*What is needed*:
Set down the data below without change, skipping the pictures it holds.

### Dataset content ###

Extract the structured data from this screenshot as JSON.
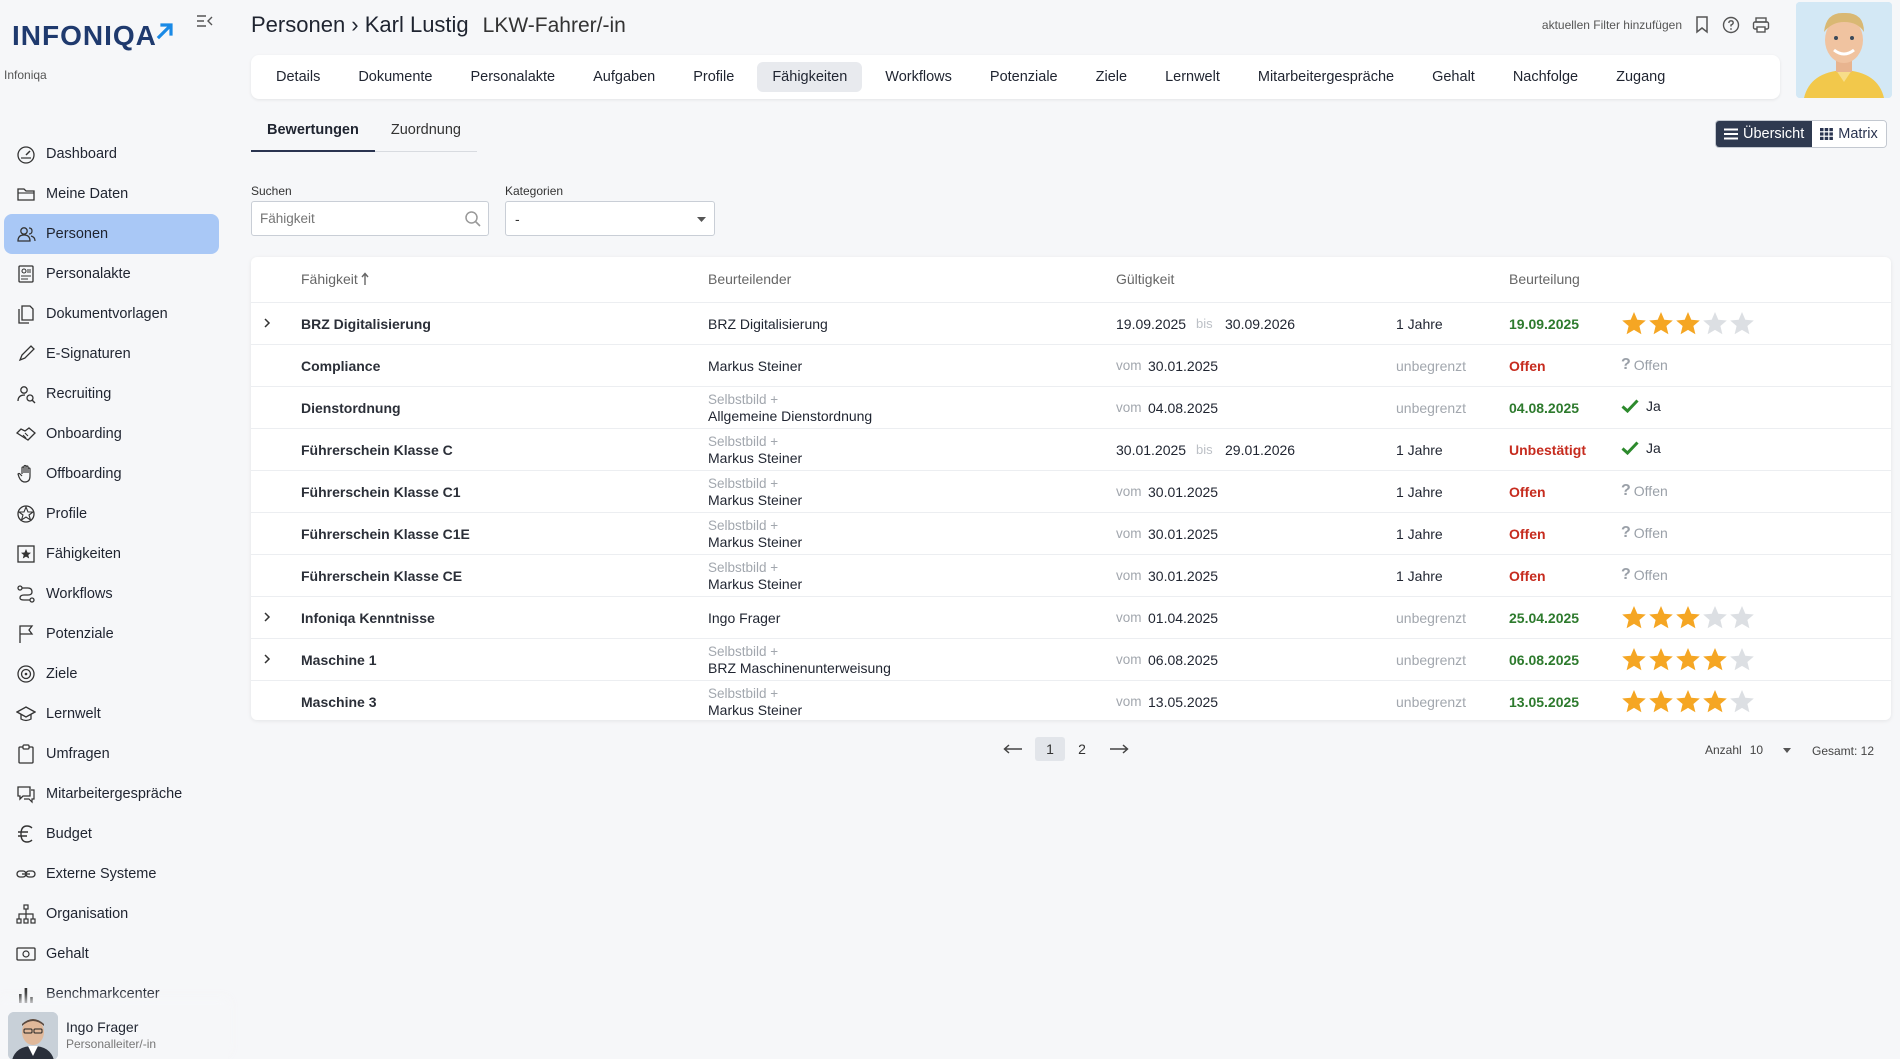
{
  "app": {
    "logo_text": "INFONIQA",
    "tenant": "Infoniqa",
    "brand_color": "#1f3a6e",
    "accent_color": "#1a8ae6"
  },
  "sidebar": {
    "items": [
      {
        "label": "Dashboard",
        "icon": "dashboard-icon"
      },
      {
        "label": "Meine Daten",
        "icon": "folder-icon"
      },
      {
        "label": "Personen",
        "icon": "people-icon",
        "active": true
      },
      {
        "label": "Personalakte",
        "icon": "personnel-file-icon"
      },
      {
        "label": "Dokumentvorlagen",
        "icon": "document-template-icon"
      },
      {
        "label": "E-Signaturen",
        "icon": "pen-icon"
      },
      {
        "label": "Recruiting",
        "icon": "recruiting-icon"
      },
      {
        "label": "Onboarding",
        "icon": "handshake-icon"
      },
      {
        "label": "Offboarding",
        "icon": "hand-icon"
      },
      {
        "label": "Profile",
        "icon": "profile-icon"
      },
      {
        "label": "Fähigkeiten",
        "icon": "star-icon"
      },
      {
        "label": "Workflows",
        "icon": "workflow-icon"
      },
      {
        "label": "Potenziale",
        "icon": "flag-icon"
      },
      {
        "label": "Ziele",
        "icon": "target-icon"
      },
      {
        "label": "Lernwelt",
        "icon": "graduation-icon"
      },
      {
        "label": "Umfragen",
        "icon": "clipboard-icon"
      },
      {
        "label": "Mitarbeitergespräche",
        "icon": "chat-icon"
      },
      {
        "label": "Budget",
        "icon": "euro-icon"
      },
      {
        "label": "Externe Systeme",
        "icon": "link-icon"
      },
      {
        "label": "Organisation",
        "icon": "org-chart-icon"
      },
      {
        "label": "Gehalt",
        "icon": "money-icon"
      },
      {
        "label": "Benchmarkcenter",
        "icon": "bar-chart-icon"
      }
    ],
    "user": {
      "name": "Ingo Frager",
      "role": "Personalleiter/-in"
    }
  },
  "header": {
    "breadcrumb": "Personen › Karl Lustig",
    "subtitle": "LKW-Fahrer/-in",
    "filter_link": "aktuellen Filter hinzufügen"
  },
  "tabs": [
    "Details",
    "Dokumente",
    "Personalakte",
    "Aufgaben",
    "Profile",
    "Fähigkeiten",
    "Workflows",
    "Potenziale",
    "Ziele",
    "Lernwelt",
    "Mitarbeitergespräche",
    "Gehalt",
    "Nachfolge",
    "Zugang"
  ],
  "active_tab": "Fähigkeiten",
  "subtabs": [
    "Bewertungen",
    "Zuordnung"
  ],
  "view_toggle": {
    "overview": "Übersicht",
    "matrix": "Matrix"
  },
  "filters": {
    "search_label": "Suchen",
    "search_placeholder": "Fähigkeit",
    "category_label": "Kategorien",
    "category_value": "-"
  },
  "table": {
    "headers": {
      "skill": "Fähigkeit",
      "evaluator": "Beurteilender",
      "validity": "Gültigkeit",
      "assessment": "Beurteilung"
    },
    "rows": [
      {
        "expand": true,
        "skill": "BRZ Digitalisierung",
        "evaluator_top": "",
        "evaluator": "BRZ Digitalisierung",
        "from_label": "",
        "from": "19.09.2025",
        "bis": "bis",
        "to": "30.09.2026",
        "duration": "1 Jahre",
        "status": "19.09.2025",
        "status_type": "green",
        "rating_type": "stars",
        "stars": 3
      },
      {
        "expand": false,
        "skill": "Compliance",
        "evaluator_top": "",
        "evaluator": "Markus Steiner",
        "from_label": "vom",
        "from": "30.01.2025",
        "bis": "",
        "to": "",
        "duration": "unbegrenzt",
        "status": "Offen",
        "status_type": "red",
        "rating_type": "offen",
        "rating_text": "Offen"
      },
      {
        "expand": false,
        "skill": "Dienstordnung",
        "evaluator_top": "Selbstbild +",
        "evaluator": "Allgemeine Dienstordnung",
        "from_label": "vom",
        "from": "04.08.2025",
        "bis": "",
        "to": "",
        "duration": "unbegrenzt",
        "status": "04.08.2025",
        "status_type": "green",
        "rating_type": "ja",
        "rating_text": "Ja"
      },
      {
        "expand": false,
        "skill": "Führerschein Klasse C",
        "evaluator_top": "Selbstbild +",
        "evaluator": "Markus Steiner",
        "from_label": "",
        "from": "30.01.2025",
        "bis": "bis",
        "to": "29.01.2026",
        "duration": "1 Jahre",
        "status": "Unbestätigt",
        "status_type": "red",
        "rating_type": "ja",
        "rating_text": "Ja"
      },
      {
        "expand": false,
        "skill": "Führerschein Klasse C1",
        "evaluator_top": "Selbstbild +",
        "evaluator": "Markus Steiner",
        "from_label": "vom",
        "from": "30.01.2025",
        "bis": "",
        "to": "",
        "duration": "1 Jahre",
        "status": "Offen",
        "status_type": "red",
        "rating_type": "offen",
        "rating_text": "Offen"
      },
      {
        "expand": false,
        "skill": "Führerschein Klasse C1E",
        "evaluator_top": "Selbstbild +",
        "evaluator": "Markus Steiner",
        "from_label": "vom",
        "from": "30.01.2025",
        "bis": "",
        "to": "",
        "duration": "1 Jahre",
        "status": "Offen",
        "status_type": "red",
        "rating_type": "offen",
        "rating_text": "Offen"
      },
      {
        "expand": false,
        "skill": "Führerschein Klasse CE",
        "evaluator_top": "Selbstbild +",
        "evaluator": "Markus Steiner",
        "from_label": "vom",
        "from": "30.01.2025",
        "bis": "",
        "to": "",
        "duration": "1 Jahre",
        "status": "Offen",
        "status_type": "red",
        "rating_type": "offen",
        "rating_text": "Offen"
      },
      {
        "expand": true,
        "skill": "Infoniqa Kenntnisse",
        "evaluator_top": "",
        "evaluator": "Ingo Frager",
        "from_label": "vom",
        "from": "01.04.2025",
        "bis": "",
        "to": "",
        "duration": "unbegrenzt",
        "status": "25.04.2025",
        "status_type": "green",
        "rating_type": "stars",
        "stars": 3
      },
      {
        "expand": true,
        "skill": "Maschine 1",
        "evaluator_top": "Selbstbild +",
        "evaluator": "BRZ Maschinenunterweisung",
        "from_label": "vom",
        "from": "06.08.2025",
        "bis": "",
        "to": "",
        "duration": "unbegrenzt",
        "status": "06.08.2025",
        "status_type": "green",
        "rating_type": "stars",
        "stars": 4
      },
      {
        "expand": false,
        "skill": "Maschine 3",
        "evaluator_top": "Selbstbild +",
        "evaluator": "Markus Steiner",
        "from_label": "vom",
        "from": "13.05.2025",
        "bis": "",
        "to": "",
        "duration": "unbegrenzt",
        "status": "13.05.2025",
        "status_type": "green",
        "rating_type": "stars",
        "stars": 4
      }
    ]
  },
  "pagination": {
    "pages": [
      "1",
      "2"
    ],
    "current": "1",
    "anzahl_label": "Anzahl",
    "anzahl_value": "10",
    "total": "Gesamt: 12"
  },
  "colors": {
    "star_filled": "#f5a623",
    "star_empty": "#dcdfe3",
    "status_green": "#2d7a2d",
    "status_red": "#c62b1e",
    "check_green": "#2d8a2d"
  }
}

###

*Solution for this exercise*:
Extract the structured data from this screenshot as JSON.
{
  "app": {
    "logo_text": "INFONIQA",
    "tenant": "Infoniqa",
    "brand_color": "#1f3a6e",
    "accent_color": "#1a8ae6"
  },
  "sidebar": {
    "items": [
      {
        "label": "Dashboard",
        "icon": "dashboard-icon"
      },
      {
        "label": "Meine Daten",
        "icon": "folder-icon"
      },
      {
        "label": "Personen",
        "icon": "people-icon",
        "active": true
      },
      {
        "label": "Personalakte",
        "icon": "personnel-file-icon"
      },
      {
        "label": "Dokumentvorlagen",
        "icon": "document-template-icon"
      },
      {
        "label": "E-Signaturen",
        "icon": "pen-icon"
      },
      {
        "label": "Recruiting",
        "icon": "recruiting-icon"
      },
      {
        "label": "Onboarding",
        "icon": "handshake-icon"
      },
      {
        "label": "Offboarding",
        "icon": "hand-icon"
      },
      {
        "label": "Profile",
        "icon": "profile-icon"
      },
      {
        "label": "Fähigkeiten",
        "icon": "star-icon"
      },
      {
        "label": "Workflows",
        "icon": "workflow-icon"
      },
      {
        "label": "Potenziale",
        "icon": "flag-icon"
      },
      {
        "label": "Ziele",
        "icon": "target-icon"
      },
      {
        "label": "Lernwelt",
        "icon": "graduation-icon"
      },
      {
        "label": "Umfragen",
        "icon": "clipboard-icon"
      },
      {
        "label": "Mitarbeitergespräche",
        "icon": "chat-icon"
      },
      {
        "label": "Budget",
        "icon": "euro-icon"
      },
      {
        "label": "Externe Systeme",
        "icon": "link-icon"
      },
      {
        "label": "Organisation",
        "icon": "org-chart-icon"
      },
      {
        "label": "Gehalt",
        "icon": "money-icon"
      },
      {
        "label": "Benchmarkcenter",
        "icon": "bar-chart-icon"
      }
    ],
    "user": {
      "name": "Ingo Frager",
      "role": "Personalleiter/-in"
    }
  },
  "header": {
    "breadcrumb": "Personen › Karl Lustig",
    "subtitle": "LKW-Fahrer/-in",
    "filter_link": "aktuellen Filter hinzufügen"
  },
  "tabs": [
    "Details",
    "Dokumente",
    "Personalakte",
    "Aufgaben",
    "Profile",
    "Fähigkeiten",
    "Workflows",
    "Potenziale",
    "Ziele",
    "Lernwelt",
    "Mitarbeitergespräche",
    "Gehalt",
    "Nachfolge",
    "Zugang"
  ],
  "active_tab": "Fähigkeiten",
  "subtabs": [
    "Bewertungen",
    "Zuordnung"
  ],
  "view_toggle": {
    "overview": "Übersicht",
    "matrix": "Matrix"
  },
  "filters": {
    "search_label": "Suchen",
    "search_placeholder": "Fähigkeit",
    "category_label": "Kategorien",
    "category_value": "-"
  },
  "table": {
    "headers": {
      "skill": "Fähigkeit",
      "evaluator": "Beurteilender",
      "validity": "Gültigkeit",
      "assessment": "Beurteilung"
    },
    "rows": [
      {
        "expand": true,
        "skill": "BRZ Digitalisierung",
        "evaluator_top": "",
        "evaluator": "BRZ Digitalisierung",
        "from_label": "",
        "from": "19.09.2025",
        "bis": "bis",
        "to": "30.09.2026",
        "duration": "1 Jahre",
        "status": "19.09.2025",
        "status_type": "green",
        "rating_type": "stars",
        "stars": 3
      },
      {
        "expand": false,
        "skill": "Compliance",
        "evaluator_top": "",
        "evaluator": "Markus Steiner",
        "from_label": "vom",
        "from": "30.01.2025",
        "bis": "",
        "to": "",
        "duration": "unbegrenzt",
        "status": "Offen",
        "status_type": "red",
        "rating_type": "offen",
        "rating_text": "Offen"
      },
      {
        "expand": false,
        "skill": "Dienstordnung",
        "evaluator_top": "Selbstbild +",
        "evaluator": "Allgemeine Dienstordnung",
        "from_label": "vom",
        "from": "04.08.2025",
        "bis": "",
        "to": "",
        "duration": "unbegrenzt",
        "status": "04.08.2025",
        "status_type": "green",
        "rating_type": "ja",
        "rating_text": "Ja"
      },
      {
        "expand": false,
        "skill": "Führerschein Klasse C",
        "evaluator_top": "Selbstbild +",
        "evaluator": "Markus Steiner",
        "from_label": "",
        "from": "30.01.2025",
        "bis": "bis",
        "to": "29.01.2026",
        "duration": "1 Jahre",
        "status": "Unbestätigt",
        "status_type": "red",
        "rating_type": "ja",
        "rating_text": "Ja"
      },
      {
        "expand": false,
        "skill": "Führerschein Klasse C1",
        "evaluator_top": "Selbstbild +",
        "evaluator": "Markus Steiner",
        "from_label": "vom",
        "from": "30.01.2025",
        "bis": "",
        "to": "",
        "duration": "1 Jahre",
        "status": "Offen",
        "status_type": "red",
        "rating_type": "offen",
        "rating_text": "Offen"
      },
      {
        "expand": false,
        "skill": "Führerschein Klasse C1E",
        "evaluator_top": "Selbstbild +",
        "evaluator": "Markus Steiner",
        "from_label": "vom",
        "from": "30.01.2025",
        "bis": "",
        "to": "",
        "duration": "1 Jahre",
        "status": "Offen",
        "status_type": "red",
        "rating_type": "offen",
        "rating_text": "Offen"
      },
      {
        "expand": false,
        "skill": "Führerschein Klasse CE",
        "evaluator_top": "Selbstbild +",
        "evaluator": "Markus Steiner",
        "from_label": "vom",
        "from": "30.01.2025",
        "bis": "",
        "to": "",
        "duration": "1 Jahre",
        "status": "Offen",
        "status_type": "red",
        "rating_type": "offen",
        "rating_text": "Offen"
      },
      {
        "expand": true,
        "skill": "Infoniqa Kenntnisse",
        "evaluator_top": "",
        "evaluator": "Ingo Frager",
        "from_label": "vom",
        "from": "01.04.2025",
        "bis": "",
        "to": "",
        "duration": "unbegrenzt",
        "status": "25.04.2025",
        "status_type": "green",
        "rating_type": "stars",
        "stars": 3
      },
      {
        "expand": true,
        "skill": "Maschine 1",
        "evaluator_top": "Selbstbild +",
        "evaluator": "BRZ Maschinenunterweisung",
        "from_label": "vom",
        "from": "06.08.2025",
        "bis": "",
        "to": "",
        "duration": "unbegrenzt",
        "status": "06.08.2025",
        "status_type": "green",
        "rating_type": "stars",
        "stars": 4
      },
      {
        "expand": false,
        "skill": "Maschine 3",
        "evaluator_top": "Selbstbild +",
        "evaluator": "Markus Steiner",
        "from_label": "vom",
        "from": "13.05.2025",
        "bis": "",
        "to": "",
        "duration": "unbegrenzt",
        "status": "13.05.2025",
        "status_type": "green",
        "rating_type": "stars",
        "stars": 4
      }
    ]
  },
  "pagination": {
    "pages": [
      "1",
      "2"
    ],
    "current": "1",
    "anzahl_label": "Anzahl",
    "anzahl_value": "10",
    "total": "Gesamt: 12"
  },
  "colors": {
    "star_filled": "#f5a623",
    "star_empty": "#dcdfe3",
    "status_green": "#2d7a2d",
    "status_red": "#c62b1e",
    "check_green": "#2d8a2d"
  }
}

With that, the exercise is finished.